- [DESCRIPTION OF THE TASK]
How many lines of these entries hold the string "файлы"? Reply with the number alone.

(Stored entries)

========================================================================

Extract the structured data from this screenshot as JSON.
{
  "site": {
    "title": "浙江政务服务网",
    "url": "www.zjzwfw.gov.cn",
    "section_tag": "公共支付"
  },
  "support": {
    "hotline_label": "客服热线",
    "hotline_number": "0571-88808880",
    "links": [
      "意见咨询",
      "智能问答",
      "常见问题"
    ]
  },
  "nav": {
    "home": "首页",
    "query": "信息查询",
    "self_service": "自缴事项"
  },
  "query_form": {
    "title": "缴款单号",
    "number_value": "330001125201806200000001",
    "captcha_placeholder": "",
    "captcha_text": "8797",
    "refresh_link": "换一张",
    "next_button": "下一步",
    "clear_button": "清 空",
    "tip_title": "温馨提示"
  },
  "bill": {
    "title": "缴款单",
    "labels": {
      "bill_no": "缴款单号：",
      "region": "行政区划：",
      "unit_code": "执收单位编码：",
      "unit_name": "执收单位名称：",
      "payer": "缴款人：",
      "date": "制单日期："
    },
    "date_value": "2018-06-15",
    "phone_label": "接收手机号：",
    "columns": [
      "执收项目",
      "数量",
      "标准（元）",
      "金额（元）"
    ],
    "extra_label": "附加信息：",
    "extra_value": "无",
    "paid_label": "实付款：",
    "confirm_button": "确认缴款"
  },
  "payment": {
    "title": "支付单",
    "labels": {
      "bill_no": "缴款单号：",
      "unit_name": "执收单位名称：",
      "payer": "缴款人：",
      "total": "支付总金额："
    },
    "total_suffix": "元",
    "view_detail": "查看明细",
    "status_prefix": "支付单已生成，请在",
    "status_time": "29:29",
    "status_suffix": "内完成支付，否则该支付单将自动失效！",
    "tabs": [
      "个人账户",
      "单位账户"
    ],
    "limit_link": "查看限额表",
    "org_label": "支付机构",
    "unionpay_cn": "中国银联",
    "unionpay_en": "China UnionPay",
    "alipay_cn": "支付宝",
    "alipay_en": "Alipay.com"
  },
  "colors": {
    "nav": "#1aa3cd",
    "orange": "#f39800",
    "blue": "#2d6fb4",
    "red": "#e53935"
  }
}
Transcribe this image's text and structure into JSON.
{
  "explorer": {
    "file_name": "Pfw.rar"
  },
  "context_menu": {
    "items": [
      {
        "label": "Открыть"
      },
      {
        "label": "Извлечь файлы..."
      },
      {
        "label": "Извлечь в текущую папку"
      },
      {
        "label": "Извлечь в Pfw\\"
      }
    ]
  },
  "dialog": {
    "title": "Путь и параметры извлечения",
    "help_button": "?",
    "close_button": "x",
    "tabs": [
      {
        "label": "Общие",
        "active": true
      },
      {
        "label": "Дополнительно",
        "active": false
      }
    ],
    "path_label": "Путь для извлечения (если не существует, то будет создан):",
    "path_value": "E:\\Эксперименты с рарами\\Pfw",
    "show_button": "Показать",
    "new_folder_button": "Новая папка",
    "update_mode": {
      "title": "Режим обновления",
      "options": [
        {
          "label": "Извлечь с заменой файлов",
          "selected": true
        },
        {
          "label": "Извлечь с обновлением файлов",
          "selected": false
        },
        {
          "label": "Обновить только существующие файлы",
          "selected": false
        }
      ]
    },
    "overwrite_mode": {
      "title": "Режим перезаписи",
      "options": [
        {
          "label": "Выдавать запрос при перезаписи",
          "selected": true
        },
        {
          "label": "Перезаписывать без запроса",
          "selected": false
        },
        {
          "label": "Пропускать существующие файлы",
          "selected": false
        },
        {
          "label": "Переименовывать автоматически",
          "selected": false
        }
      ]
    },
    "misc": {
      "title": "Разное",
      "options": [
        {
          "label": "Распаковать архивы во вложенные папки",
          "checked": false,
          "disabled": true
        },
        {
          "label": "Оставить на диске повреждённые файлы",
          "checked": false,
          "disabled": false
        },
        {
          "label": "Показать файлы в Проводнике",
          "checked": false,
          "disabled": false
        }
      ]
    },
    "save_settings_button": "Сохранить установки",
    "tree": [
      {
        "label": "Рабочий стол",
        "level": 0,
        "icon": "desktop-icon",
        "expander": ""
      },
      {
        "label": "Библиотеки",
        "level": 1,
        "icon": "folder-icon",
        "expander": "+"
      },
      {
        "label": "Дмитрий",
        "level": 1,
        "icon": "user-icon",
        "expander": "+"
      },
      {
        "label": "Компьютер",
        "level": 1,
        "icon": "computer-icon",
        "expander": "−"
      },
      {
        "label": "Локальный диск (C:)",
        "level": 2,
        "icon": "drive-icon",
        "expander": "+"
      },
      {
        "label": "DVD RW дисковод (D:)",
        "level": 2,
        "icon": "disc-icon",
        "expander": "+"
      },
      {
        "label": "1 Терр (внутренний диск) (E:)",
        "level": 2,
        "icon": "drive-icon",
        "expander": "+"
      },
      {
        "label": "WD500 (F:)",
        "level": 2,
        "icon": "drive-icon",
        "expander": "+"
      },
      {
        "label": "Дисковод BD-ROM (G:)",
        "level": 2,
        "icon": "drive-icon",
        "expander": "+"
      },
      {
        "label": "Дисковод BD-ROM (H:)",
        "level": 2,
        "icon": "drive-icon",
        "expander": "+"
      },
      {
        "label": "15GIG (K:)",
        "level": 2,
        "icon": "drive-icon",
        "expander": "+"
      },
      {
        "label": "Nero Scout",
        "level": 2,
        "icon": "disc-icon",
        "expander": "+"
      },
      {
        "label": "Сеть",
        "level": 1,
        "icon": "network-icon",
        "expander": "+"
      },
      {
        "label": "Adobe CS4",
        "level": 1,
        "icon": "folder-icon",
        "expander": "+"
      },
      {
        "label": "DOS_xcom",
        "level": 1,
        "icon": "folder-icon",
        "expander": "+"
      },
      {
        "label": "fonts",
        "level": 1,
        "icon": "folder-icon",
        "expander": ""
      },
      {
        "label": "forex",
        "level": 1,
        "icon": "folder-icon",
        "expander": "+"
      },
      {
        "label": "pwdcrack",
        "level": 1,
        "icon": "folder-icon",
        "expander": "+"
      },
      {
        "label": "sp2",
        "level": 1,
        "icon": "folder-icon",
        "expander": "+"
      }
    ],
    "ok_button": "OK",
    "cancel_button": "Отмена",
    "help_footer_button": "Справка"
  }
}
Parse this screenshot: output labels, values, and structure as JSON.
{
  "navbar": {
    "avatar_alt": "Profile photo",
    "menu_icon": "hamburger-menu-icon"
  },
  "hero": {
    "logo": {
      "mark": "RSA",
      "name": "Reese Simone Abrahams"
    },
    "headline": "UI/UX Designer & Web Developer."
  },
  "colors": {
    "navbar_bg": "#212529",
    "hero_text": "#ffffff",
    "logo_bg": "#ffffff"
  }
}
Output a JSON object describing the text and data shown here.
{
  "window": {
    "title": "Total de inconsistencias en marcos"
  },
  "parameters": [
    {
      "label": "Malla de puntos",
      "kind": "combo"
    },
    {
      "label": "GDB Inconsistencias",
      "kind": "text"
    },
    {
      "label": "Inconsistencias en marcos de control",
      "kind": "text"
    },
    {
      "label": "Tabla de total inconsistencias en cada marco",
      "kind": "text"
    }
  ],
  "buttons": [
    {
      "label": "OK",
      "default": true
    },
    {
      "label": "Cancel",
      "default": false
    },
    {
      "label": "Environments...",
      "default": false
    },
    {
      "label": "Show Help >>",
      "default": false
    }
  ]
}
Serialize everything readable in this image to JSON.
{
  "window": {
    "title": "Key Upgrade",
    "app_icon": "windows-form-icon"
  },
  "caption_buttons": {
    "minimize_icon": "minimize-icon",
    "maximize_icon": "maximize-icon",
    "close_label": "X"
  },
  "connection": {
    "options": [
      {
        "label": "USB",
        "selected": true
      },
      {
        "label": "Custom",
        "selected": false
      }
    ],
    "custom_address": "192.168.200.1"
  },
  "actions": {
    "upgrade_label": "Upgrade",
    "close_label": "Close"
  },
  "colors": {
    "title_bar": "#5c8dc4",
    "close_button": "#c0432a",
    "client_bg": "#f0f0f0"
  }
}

========================================================================

- [EXPECTED ANSWER]
5